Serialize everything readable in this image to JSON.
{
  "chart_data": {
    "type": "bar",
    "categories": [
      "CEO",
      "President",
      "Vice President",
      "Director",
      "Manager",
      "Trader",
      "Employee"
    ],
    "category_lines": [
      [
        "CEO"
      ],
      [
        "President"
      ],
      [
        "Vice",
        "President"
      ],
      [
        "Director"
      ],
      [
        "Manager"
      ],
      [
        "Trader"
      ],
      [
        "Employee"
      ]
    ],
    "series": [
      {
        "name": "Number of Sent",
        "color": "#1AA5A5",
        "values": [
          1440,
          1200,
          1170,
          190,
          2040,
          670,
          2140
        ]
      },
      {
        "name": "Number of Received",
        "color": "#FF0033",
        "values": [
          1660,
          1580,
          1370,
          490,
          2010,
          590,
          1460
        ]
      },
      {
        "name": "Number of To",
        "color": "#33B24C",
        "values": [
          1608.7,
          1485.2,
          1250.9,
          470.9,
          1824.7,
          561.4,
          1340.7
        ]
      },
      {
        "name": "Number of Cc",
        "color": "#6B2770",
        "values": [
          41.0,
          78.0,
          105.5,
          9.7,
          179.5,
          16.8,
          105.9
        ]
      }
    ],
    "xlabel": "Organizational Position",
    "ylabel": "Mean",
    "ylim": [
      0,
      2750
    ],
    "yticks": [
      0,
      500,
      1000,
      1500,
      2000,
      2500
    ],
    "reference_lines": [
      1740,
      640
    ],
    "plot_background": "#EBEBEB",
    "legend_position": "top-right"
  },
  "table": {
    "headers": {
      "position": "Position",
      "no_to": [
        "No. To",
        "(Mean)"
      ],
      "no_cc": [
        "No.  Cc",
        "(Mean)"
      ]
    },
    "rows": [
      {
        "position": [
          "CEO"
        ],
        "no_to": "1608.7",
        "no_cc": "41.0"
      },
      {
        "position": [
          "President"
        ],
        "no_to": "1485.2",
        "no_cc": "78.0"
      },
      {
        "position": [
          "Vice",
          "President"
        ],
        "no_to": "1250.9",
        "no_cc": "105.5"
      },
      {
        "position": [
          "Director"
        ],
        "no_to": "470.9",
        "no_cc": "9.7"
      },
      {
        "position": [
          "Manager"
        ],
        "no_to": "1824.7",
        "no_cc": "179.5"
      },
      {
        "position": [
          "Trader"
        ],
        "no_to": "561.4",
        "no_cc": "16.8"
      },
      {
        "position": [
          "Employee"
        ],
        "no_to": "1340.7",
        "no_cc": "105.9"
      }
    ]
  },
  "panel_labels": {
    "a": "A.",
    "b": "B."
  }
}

...

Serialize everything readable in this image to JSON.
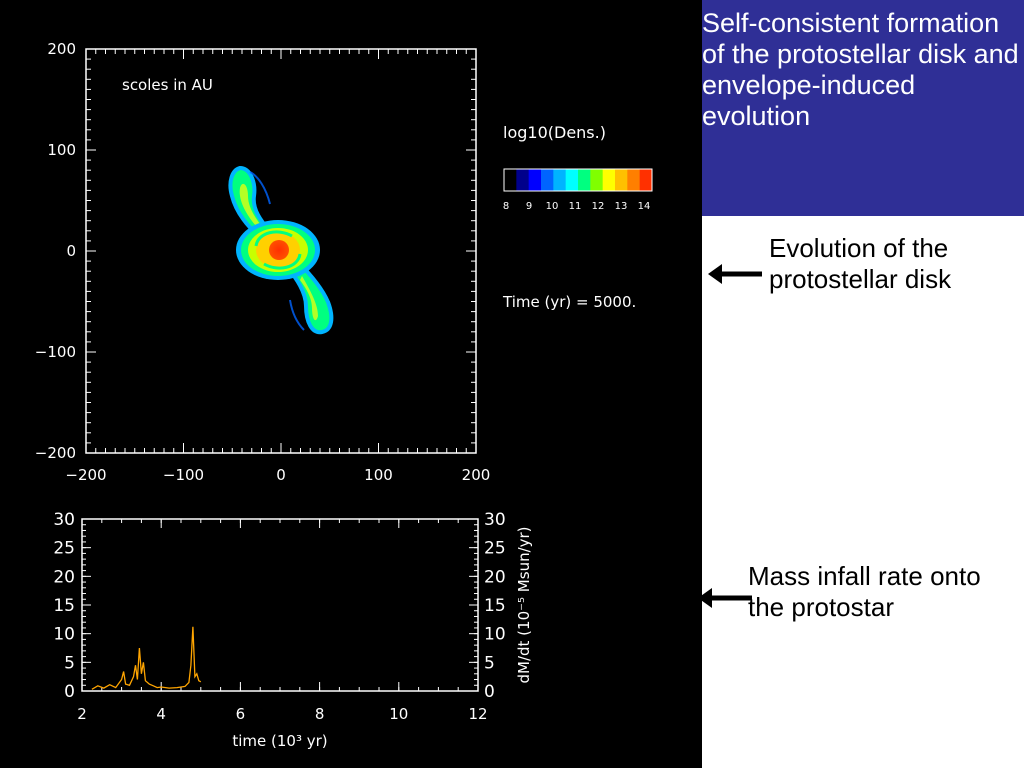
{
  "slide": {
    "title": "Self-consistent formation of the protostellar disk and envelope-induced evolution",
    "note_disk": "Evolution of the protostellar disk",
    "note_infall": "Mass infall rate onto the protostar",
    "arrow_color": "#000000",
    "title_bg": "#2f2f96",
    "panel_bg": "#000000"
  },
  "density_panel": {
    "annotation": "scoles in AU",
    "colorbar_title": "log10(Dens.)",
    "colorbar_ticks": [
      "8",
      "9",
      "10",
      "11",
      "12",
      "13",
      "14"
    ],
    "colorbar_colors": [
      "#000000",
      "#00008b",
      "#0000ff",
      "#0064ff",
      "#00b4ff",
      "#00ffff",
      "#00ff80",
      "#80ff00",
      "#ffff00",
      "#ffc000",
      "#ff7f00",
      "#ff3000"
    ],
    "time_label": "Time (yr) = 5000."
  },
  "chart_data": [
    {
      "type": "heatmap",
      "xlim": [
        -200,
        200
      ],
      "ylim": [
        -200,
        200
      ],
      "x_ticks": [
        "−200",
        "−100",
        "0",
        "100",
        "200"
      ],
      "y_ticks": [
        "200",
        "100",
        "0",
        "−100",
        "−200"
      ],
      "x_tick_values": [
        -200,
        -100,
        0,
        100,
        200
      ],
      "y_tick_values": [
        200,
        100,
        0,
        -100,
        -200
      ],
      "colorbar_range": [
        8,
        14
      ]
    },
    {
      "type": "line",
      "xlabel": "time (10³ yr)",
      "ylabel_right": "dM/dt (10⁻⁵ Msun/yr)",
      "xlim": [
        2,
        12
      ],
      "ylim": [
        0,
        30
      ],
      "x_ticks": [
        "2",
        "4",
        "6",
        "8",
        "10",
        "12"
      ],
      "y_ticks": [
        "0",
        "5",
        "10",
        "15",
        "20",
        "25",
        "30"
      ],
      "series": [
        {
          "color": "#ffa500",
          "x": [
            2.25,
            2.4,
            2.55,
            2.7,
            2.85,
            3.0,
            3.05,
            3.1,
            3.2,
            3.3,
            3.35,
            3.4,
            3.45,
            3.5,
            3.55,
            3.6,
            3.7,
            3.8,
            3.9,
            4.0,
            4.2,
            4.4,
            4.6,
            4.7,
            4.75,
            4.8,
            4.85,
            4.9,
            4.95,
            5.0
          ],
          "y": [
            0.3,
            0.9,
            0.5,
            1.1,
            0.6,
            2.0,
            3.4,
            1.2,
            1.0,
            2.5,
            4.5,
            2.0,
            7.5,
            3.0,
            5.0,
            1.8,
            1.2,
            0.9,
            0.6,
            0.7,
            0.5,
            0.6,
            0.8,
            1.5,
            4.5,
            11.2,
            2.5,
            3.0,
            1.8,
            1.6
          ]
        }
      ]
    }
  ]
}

...

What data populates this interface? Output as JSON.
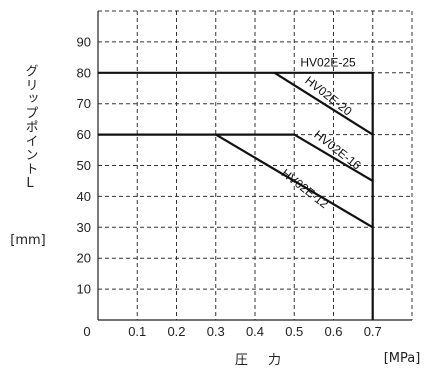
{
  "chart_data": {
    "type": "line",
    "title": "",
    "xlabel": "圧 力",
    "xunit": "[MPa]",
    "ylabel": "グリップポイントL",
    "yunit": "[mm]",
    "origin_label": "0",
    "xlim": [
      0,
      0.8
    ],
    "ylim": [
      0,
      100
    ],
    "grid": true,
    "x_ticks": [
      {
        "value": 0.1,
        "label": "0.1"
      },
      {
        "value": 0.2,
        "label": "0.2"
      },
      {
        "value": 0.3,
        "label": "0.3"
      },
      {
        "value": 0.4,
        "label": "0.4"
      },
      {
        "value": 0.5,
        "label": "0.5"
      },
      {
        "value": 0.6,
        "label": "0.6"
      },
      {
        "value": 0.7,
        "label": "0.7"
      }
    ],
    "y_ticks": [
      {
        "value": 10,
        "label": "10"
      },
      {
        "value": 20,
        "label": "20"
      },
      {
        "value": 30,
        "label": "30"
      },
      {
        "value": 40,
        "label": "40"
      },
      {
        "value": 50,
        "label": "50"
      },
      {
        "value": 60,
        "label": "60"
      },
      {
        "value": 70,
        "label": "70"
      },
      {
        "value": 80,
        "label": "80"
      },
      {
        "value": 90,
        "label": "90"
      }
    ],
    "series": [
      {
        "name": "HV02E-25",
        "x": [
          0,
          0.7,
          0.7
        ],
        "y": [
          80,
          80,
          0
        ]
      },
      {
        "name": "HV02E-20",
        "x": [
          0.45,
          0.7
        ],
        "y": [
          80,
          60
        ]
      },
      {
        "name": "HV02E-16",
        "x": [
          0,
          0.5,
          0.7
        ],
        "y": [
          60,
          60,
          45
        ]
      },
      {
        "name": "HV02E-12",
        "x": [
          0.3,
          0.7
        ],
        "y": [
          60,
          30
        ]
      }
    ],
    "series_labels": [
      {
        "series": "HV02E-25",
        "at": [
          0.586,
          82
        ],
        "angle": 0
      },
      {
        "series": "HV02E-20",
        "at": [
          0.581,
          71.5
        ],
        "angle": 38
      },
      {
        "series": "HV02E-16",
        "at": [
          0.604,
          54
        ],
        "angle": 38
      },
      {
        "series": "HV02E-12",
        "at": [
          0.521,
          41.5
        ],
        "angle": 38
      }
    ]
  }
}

# Work to be completed:
Where a line contains "name", copy that line.

# Expected answer:
        "name": "Number of Sent",
        "name": "Number of Received",
        "name": "Number of To",
        "name": "Number of Cc",
        "name": "HV02E-25",
        "name": "HV02E-20",
        "name": "HV02E-16",
        "name": "HV02E-12",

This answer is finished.